Instruction: Take every line from the listing below that includes "circle" and copy it.

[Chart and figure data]
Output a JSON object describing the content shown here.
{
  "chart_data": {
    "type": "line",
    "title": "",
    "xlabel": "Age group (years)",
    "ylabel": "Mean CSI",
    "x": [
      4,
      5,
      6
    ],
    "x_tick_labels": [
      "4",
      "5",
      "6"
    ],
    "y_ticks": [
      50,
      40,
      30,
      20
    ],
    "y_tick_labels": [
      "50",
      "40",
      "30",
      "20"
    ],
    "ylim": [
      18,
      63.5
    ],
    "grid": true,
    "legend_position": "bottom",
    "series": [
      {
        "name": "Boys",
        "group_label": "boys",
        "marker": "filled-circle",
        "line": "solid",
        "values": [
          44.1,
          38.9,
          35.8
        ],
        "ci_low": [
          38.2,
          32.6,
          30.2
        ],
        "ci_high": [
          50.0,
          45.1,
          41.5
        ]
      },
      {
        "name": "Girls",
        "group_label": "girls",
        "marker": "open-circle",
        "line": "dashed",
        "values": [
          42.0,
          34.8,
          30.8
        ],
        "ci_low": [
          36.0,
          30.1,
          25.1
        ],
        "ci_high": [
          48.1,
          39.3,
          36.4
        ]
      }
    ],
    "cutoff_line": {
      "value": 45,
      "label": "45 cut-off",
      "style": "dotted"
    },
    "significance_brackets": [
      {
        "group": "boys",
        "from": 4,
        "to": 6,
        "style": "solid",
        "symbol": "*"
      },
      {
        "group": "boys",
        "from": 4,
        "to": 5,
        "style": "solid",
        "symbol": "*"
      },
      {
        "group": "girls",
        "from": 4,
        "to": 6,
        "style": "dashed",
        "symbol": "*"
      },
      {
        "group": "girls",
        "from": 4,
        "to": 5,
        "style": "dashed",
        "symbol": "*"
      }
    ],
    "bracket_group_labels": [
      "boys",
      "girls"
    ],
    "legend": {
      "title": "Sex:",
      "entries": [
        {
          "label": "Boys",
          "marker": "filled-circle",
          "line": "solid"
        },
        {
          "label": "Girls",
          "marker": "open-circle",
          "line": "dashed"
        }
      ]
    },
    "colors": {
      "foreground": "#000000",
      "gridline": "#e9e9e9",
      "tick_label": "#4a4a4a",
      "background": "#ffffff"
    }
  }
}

Exercise result:
        "marker": "filled-circle",
        "marker": "open-circle",
          "marker": "filled-circle",
          "marker": "open-circle",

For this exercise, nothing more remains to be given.